Collected data entries
══════
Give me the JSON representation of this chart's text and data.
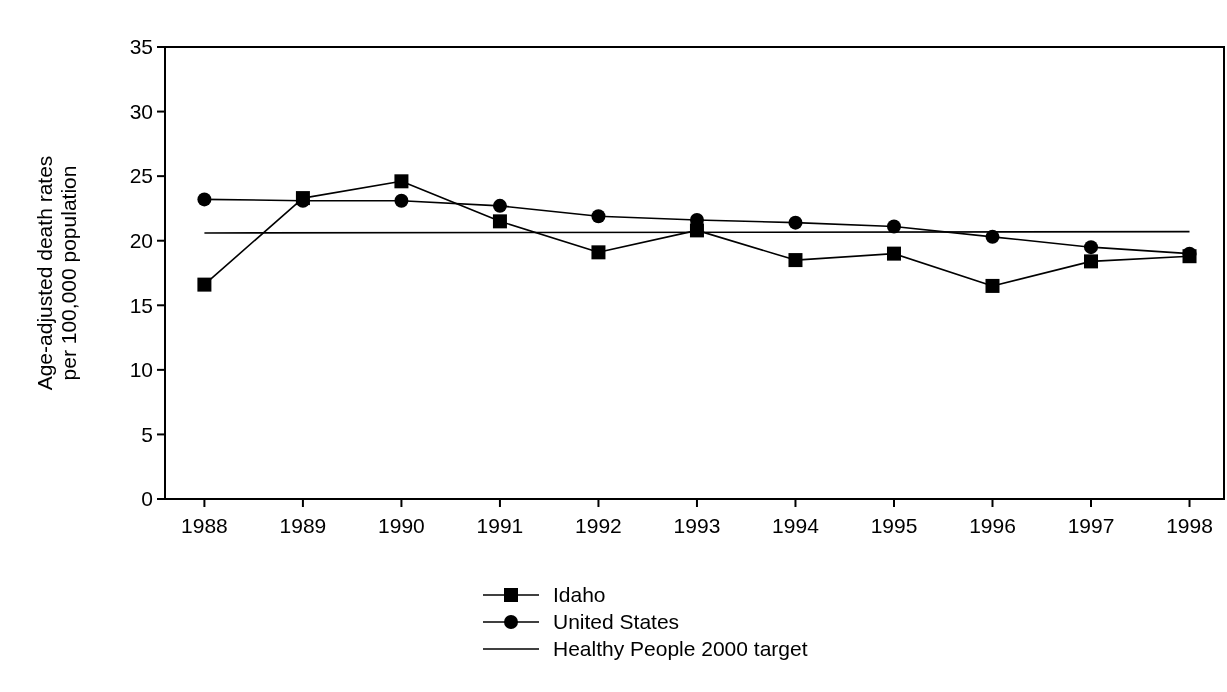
{
  "chart_data": {
    "type": "line",
    "ylabel": "Age-adjusted death rates\nper 100,000 population",
    "x": [
      1988,
      1989,
      1990,
      1991,
      1992,
      1993,
      1994,
      1995,
      1996,
      1997,
      1998
    ],
    "xlim": [
      1987.6,
      1998.35
    ],
    "xticks": [
      1988,
      1989,
      1990,
      1991,
      1992,
      1993,
      1994,
      1995,
      1996,
      1997,
      1998
    ],
    "ylim": [
      0,
      35
    ],
    "yticks": [
      0,
      5,
      10,
      15,
      20,
      25,
      30,
      35
    ],
    "grid": false,
    "legend": "bottom",
    "series": [
      {
        "name": "Idaho",
        "color": "#000000",
        "marker": "square",
        "values": [
          16.6,
          23.3,
          24.6,
          21.5,
          19.1,
          20.8,
          18.5,
          19.0,
          16.5,
          18.4,
          18.8
        ]
      },
      {
        "name": "United States",
        "color": "#000000",
        "marker": "circle",
        "values": [
          23.2,
          23.1,
          23.1,
          22.7,
          21.9,
          21.6,
          21.4,
          21.1,
          20.3,
          19.5,
          19.0
        ]
      },
      {
        "name": "Healthy People 2000 target",
        "color": "#000000",
        "marker": "none",
        "x": [
          1988,
          1998
        ],
        "values": [
          20.6,
          20.7
        ]
      }
    ]
  }
}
══════
## What is being asked:
Quote the material in full and exactly; do not carry over its pictures.

## Solution for this task:
Give me the JSON representation of this chart's text and data.
{
  "chart_data": {
    "type": "line",
    "ylabel": "Age-adjusted death rates\nper 100,000 population",
    "x": [
      1988,
      1989,
      1990,
      1991,
      1992,
      1993,
      1994,
      1995,
      1996,
      1997,
      1998
    ],
    "xlim": [
      1987.6,
      1998.35
    ],
    "xticks": [
      1988,
      1989,
      1990,
      1991,
      1992,
      1993,
      1994,
      1995,
      1996,
      1997,
      1998
    ],
    "ylim": [
      0,
      35
    ],
    "yticks": [
      0,
      5,
      10,
      15,
      20,
      25,
      30,
      35
    ],
    "grid": false,
    "legend": "bottom",
    "series": [
      {
        "name": "Idaho",
        "color": "#000000",
        "marker": "square",
        "values": [
          16.6,
          23.3,
          24.6,
          21.5,
          19.1,
          20.8,
          18.5,
          19.0,
          16.5,
          18.4,
          18.8
        ]
      },
      {
        "name": "United States",
        "color": "#000000",
        "marker": "circle",
        "values": [
          23.2,
          23.1,
          23.1,
          22.7,
          21.9,
          21.6,
          21.4,
          21.1,
          20.3,
          19.5,
          19.0
        ]
      },
      {
        "name": "Healthy People 2000 target",
        "color": "#000000",
        "marker": "none",
        "x": [
          1988,
          1998
        ],
        "values": [
          20.6,
          20.7
        ]
      }
    ]
  }
}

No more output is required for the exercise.